§ **The request**
Turn the lines from the line with "List UI elements" up to and including the line with "curve xyxy=(115,16,706,247)" into a two-column CSV with the headers instruction and response. Write one row per request, with its text and its answer each in a single quoted field and line breaks replaced by spaces.

§ **Material for this exercise**
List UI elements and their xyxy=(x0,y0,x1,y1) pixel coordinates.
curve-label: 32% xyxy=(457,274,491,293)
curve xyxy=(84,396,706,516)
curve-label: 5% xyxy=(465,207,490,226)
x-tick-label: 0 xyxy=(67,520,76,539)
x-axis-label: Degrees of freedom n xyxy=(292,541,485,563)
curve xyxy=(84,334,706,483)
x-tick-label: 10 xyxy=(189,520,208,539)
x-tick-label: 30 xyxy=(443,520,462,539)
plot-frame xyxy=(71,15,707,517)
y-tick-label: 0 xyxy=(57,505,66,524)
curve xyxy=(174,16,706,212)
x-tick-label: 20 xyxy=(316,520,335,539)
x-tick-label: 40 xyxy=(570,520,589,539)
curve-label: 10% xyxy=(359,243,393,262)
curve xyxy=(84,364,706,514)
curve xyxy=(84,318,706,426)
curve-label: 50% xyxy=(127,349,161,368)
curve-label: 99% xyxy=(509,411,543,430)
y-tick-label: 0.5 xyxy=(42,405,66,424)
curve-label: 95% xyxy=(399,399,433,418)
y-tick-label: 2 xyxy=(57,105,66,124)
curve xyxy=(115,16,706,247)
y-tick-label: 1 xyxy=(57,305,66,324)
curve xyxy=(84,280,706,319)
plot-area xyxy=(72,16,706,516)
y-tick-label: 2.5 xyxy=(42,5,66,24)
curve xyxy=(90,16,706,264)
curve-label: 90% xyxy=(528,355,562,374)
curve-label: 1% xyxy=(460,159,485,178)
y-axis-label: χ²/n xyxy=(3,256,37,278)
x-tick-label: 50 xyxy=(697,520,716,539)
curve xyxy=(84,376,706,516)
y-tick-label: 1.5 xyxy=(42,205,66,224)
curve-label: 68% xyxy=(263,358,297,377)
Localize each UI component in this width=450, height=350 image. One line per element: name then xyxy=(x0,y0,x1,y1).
* * *
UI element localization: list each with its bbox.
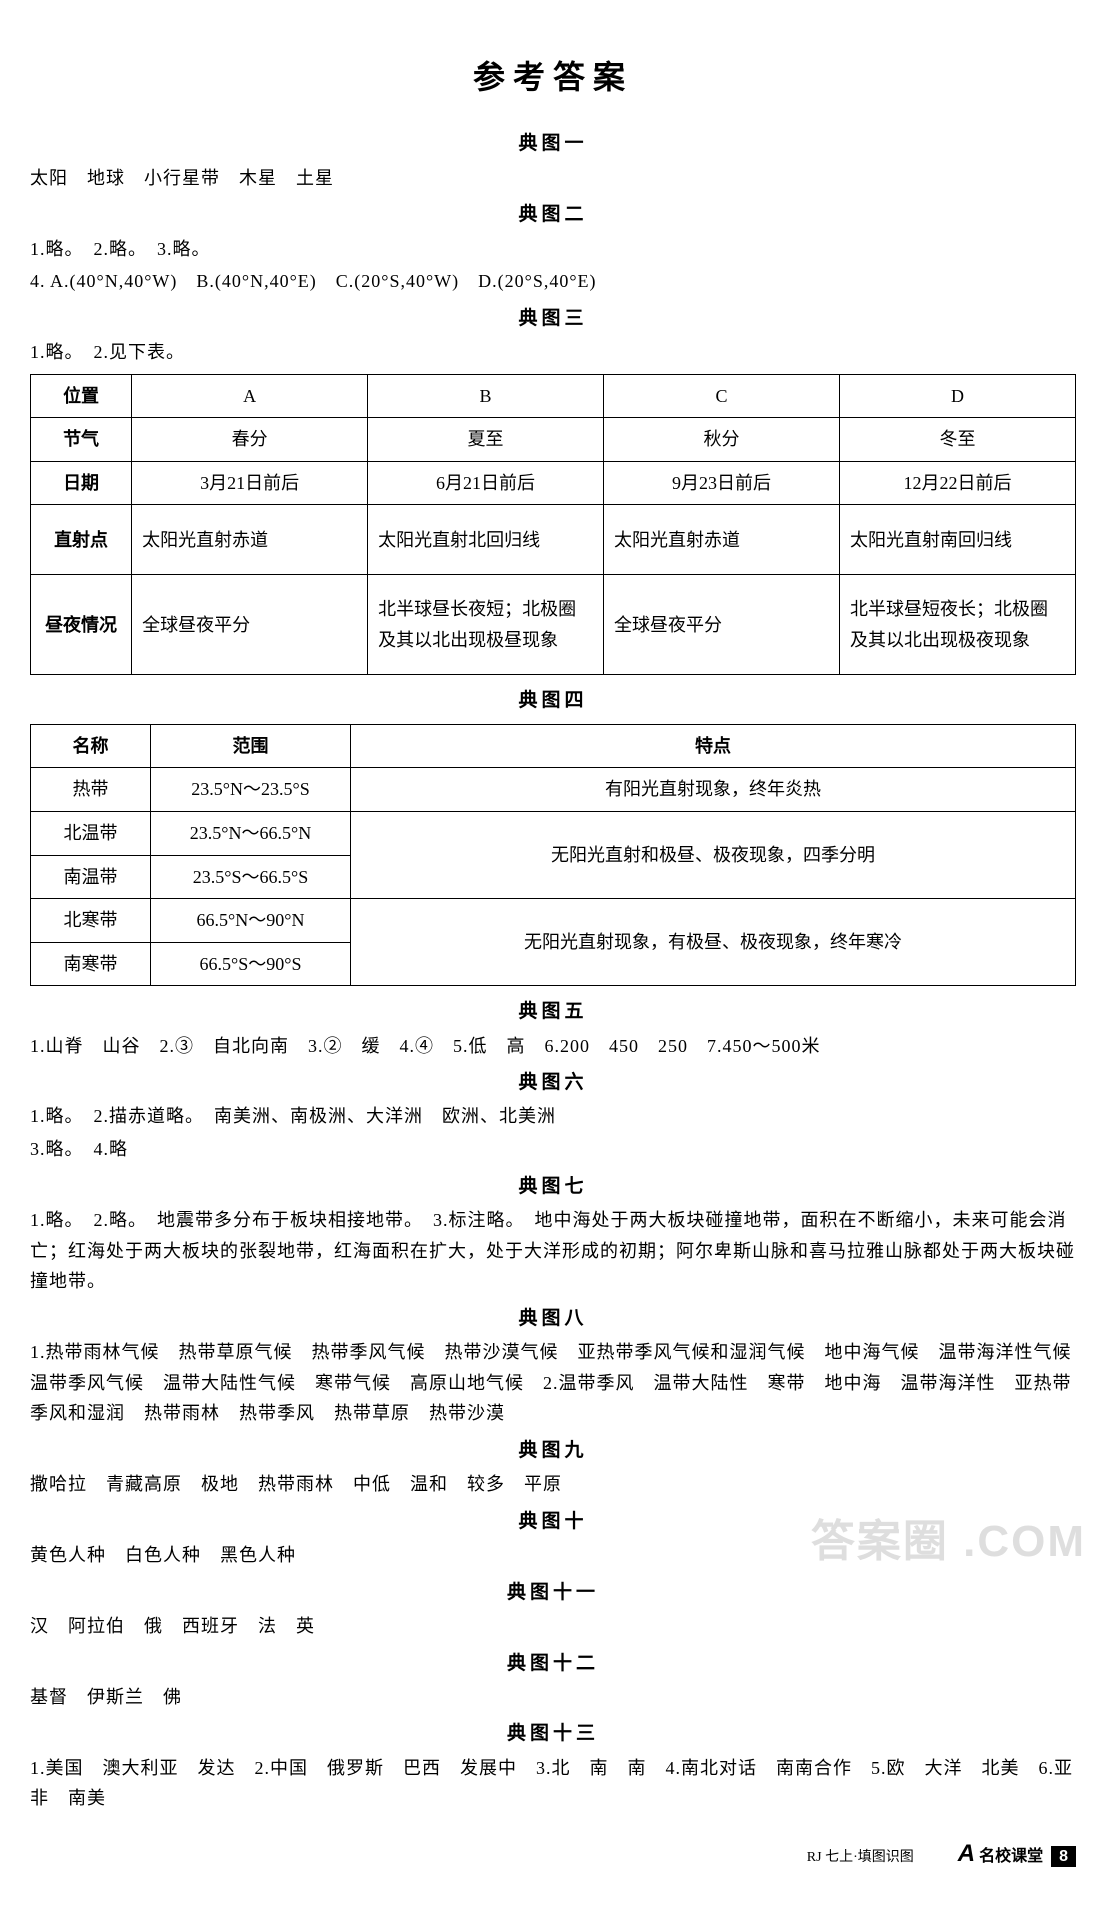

§ **Task response**
instruction,response
"List UI elements and their xyxy=(x0,y0,x1,y1) pixel coordinates.","curve-label: 32% xyxy=(457,274,491,293) curve xyxy=(84,396,706,516) curve-label: 5% xyxy=(465,207,490,226) x-tick-label: 0 xyxy=(67,520,76,539) x-axis-label: Degrees of freedom n xyxy=(292,541,485,563) curve xyxy=(84,334,706,483) x-tick-label: 10 xyxy=(189,520,208,539) x-tick-label: 30 xyxy=(443,520,462,539) plot-frame xyxy=(71,15,707,517) y-tick-label: 0 xyxy=(57,505,66,524) curve xyxy=(174,16,706,212) x-tick-label: 20 xyxy=(316,520,335,539) x-tick-label: 40 xyxy=(570,520,589,539) curve-label: 10% xyxy=(359,243,393,262) curve xyxy=(84,364,706,514) curve xyxy=(84,318,706,426) curve-label: 50% xyxy=(127,349,161,368) curve-label: 99% xyxy=(509,411,543,430) y-tick-label: 0.5 xyxy=(42,405,66,424) curve-label: 95% xyxy=(399,399,433,418) y-tick-label: 2 xyxy=(57,105,66,124) curve xyxy=(115,16,706,247)"